## Task brief
Pull every line containing "into" from the entries.

========================================

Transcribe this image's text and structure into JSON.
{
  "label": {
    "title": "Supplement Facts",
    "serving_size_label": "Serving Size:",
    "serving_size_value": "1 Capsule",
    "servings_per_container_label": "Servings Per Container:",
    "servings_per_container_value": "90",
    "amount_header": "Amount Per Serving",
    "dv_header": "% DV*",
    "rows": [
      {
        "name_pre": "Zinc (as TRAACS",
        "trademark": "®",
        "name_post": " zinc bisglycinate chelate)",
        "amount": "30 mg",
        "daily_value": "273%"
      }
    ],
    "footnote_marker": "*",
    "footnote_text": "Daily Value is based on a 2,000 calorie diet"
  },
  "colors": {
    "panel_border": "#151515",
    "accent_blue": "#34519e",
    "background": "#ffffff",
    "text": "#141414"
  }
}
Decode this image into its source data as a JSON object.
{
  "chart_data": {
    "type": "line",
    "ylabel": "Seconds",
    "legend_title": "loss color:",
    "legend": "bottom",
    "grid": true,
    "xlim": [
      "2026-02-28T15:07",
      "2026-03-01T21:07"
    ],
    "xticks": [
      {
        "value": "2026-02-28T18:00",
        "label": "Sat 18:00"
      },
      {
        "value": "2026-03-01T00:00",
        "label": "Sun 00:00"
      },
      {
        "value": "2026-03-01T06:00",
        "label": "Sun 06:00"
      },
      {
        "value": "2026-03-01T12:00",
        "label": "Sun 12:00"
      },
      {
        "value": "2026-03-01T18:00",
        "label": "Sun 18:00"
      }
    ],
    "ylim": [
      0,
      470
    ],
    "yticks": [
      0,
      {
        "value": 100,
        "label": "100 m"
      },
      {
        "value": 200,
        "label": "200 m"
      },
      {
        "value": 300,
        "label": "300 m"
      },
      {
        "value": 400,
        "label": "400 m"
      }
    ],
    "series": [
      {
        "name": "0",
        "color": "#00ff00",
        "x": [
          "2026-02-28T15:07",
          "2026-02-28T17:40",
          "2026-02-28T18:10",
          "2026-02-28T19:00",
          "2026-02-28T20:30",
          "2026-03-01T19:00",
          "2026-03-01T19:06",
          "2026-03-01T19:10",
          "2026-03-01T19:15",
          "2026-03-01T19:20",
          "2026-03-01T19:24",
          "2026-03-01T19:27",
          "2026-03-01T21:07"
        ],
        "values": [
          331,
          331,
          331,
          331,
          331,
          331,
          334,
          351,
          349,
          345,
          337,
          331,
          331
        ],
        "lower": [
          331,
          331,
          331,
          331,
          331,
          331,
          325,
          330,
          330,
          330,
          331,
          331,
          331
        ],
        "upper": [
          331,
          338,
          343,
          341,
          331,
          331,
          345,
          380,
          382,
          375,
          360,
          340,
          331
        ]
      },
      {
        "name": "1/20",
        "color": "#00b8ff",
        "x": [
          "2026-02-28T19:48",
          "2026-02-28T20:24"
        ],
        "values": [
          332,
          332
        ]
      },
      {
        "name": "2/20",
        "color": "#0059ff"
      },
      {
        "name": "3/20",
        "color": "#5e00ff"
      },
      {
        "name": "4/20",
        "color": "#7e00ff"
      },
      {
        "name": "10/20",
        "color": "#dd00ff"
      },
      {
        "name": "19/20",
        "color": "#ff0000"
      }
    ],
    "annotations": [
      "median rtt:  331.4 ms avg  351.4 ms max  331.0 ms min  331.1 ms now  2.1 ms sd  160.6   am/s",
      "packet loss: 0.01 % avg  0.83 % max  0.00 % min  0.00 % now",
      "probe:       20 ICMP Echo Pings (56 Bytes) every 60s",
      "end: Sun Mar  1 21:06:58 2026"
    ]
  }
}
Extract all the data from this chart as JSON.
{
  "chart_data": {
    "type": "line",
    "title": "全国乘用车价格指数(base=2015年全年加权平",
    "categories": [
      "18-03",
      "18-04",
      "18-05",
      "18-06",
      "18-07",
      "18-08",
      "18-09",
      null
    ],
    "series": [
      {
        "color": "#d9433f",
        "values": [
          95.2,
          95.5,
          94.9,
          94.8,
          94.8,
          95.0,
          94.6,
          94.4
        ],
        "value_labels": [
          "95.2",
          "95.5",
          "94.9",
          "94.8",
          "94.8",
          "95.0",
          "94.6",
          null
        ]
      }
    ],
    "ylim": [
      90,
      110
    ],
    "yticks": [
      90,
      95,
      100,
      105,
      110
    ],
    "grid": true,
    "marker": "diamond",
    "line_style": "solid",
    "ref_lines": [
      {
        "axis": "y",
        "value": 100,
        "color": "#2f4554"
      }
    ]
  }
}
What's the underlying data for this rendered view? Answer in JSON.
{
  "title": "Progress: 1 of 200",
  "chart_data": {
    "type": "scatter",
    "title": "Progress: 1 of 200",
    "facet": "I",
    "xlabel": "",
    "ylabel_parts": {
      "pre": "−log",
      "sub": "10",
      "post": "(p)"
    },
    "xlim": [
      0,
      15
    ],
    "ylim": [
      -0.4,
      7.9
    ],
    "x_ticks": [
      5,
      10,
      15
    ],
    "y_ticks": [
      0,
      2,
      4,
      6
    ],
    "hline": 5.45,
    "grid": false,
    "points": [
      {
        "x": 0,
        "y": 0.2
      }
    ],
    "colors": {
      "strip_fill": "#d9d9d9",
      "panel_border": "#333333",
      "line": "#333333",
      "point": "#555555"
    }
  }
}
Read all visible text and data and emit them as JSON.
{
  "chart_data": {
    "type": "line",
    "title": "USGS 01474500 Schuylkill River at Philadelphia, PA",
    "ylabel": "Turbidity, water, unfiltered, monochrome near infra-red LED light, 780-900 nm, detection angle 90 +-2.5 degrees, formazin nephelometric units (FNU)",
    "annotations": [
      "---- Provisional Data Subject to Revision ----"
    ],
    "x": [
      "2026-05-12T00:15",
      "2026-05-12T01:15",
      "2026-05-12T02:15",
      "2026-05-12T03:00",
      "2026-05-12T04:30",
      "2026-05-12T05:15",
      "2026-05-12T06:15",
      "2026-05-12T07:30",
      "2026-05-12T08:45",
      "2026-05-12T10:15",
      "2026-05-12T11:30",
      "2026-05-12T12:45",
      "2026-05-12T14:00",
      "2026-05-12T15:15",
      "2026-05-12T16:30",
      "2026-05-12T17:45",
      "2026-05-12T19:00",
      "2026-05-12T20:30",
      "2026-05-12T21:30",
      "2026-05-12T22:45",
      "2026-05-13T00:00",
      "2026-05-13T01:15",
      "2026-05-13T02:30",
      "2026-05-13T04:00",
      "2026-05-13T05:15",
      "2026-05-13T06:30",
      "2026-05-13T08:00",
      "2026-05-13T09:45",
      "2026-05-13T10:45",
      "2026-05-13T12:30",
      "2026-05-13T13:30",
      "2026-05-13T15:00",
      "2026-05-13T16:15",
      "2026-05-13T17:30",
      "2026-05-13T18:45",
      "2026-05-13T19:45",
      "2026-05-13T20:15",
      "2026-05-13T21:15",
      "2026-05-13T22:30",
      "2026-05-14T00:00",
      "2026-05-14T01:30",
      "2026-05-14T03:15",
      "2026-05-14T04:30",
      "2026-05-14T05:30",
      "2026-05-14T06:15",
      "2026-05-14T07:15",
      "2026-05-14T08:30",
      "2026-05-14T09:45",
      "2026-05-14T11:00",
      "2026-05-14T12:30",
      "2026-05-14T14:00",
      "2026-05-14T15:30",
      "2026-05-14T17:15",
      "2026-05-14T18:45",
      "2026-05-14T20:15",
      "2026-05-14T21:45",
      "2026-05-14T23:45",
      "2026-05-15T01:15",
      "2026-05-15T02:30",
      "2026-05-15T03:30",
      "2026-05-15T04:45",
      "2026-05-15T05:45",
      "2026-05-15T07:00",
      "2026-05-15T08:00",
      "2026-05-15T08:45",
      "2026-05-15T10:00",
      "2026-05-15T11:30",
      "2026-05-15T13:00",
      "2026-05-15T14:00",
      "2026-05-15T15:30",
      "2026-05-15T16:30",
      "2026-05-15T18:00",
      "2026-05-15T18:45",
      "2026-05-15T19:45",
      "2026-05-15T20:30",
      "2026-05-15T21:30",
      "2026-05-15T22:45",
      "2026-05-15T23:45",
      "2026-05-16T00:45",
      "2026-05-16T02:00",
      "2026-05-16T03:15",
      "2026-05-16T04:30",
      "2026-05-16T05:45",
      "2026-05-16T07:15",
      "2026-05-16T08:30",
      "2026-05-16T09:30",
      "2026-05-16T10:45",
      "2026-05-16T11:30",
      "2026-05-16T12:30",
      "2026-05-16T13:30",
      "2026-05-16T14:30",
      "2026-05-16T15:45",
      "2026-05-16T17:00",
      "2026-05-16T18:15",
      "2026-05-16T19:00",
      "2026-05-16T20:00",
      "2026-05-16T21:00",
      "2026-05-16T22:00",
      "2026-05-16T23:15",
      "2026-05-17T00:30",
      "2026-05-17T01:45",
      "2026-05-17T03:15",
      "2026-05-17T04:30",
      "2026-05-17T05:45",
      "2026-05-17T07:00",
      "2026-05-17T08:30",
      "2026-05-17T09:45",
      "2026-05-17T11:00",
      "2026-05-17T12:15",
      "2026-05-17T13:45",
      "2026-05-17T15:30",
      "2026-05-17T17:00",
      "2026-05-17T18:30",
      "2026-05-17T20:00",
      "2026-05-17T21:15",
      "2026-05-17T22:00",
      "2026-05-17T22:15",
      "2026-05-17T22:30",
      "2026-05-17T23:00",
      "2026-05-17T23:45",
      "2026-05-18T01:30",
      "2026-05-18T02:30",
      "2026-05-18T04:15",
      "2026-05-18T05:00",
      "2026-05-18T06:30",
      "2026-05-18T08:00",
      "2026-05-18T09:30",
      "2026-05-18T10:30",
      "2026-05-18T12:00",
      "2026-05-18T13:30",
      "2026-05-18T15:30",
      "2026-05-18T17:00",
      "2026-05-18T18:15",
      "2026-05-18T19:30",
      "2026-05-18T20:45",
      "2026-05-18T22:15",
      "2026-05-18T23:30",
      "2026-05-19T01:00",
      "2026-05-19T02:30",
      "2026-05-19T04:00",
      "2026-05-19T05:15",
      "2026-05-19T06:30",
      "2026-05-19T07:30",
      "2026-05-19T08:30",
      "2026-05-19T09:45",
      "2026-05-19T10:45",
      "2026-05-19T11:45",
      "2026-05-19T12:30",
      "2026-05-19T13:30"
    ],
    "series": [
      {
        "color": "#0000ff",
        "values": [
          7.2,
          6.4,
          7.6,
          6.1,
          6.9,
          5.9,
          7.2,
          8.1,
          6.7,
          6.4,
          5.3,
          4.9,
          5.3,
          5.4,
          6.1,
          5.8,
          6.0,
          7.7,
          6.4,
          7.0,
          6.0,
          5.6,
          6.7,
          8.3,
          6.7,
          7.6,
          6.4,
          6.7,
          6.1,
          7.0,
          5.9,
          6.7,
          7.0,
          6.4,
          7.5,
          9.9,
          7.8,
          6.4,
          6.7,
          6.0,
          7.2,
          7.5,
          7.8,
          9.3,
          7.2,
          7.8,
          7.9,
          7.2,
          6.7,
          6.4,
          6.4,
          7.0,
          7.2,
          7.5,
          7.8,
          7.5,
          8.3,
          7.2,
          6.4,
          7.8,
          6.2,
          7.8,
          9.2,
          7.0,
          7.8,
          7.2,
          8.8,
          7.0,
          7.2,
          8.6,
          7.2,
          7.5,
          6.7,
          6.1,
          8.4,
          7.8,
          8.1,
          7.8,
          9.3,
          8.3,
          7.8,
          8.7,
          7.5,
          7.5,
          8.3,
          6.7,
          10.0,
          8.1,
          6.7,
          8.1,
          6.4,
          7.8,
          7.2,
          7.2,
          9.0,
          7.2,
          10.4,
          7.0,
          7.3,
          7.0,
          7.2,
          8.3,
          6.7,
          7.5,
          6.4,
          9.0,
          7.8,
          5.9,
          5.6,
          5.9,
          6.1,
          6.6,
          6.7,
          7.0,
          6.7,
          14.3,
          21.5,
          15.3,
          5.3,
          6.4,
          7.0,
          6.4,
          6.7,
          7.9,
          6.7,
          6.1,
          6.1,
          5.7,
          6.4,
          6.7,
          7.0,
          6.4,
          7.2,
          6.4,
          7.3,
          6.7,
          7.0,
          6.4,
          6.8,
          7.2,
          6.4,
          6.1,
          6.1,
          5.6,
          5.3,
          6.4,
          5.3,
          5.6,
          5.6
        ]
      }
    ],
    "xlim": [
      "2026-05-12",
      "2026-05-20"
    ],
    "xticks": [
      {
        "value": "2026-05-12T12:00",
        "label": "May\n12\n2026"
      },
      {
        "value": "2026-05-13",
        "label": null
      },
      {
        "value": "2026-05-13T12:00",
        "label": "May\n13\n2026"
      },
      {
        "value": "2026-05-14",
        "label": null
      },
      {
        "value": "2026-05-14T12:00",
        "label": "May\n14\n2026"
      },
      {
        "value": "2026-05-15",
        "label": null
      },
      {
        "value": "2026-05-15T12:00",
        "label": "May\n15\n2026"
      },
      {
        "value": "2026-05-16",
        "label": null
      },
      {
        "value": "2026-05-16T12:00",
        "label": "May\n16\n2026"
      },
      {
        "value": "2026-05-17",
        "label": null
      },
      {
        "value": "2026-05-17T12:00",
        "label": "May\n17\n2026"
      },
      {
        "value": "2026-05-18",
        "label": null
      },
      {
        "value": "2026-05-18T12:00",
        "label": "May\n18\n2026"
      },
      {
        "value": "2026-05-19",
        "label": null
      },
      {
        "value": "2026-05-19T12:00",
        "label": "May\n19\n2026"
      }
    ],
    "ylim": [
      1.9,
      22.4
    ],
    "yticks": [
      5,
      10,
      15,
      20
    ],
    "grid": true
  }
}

========================================

## Task output
Transcribe this image's text and structure into JSON.
Decode this image into its source data as a JSON object.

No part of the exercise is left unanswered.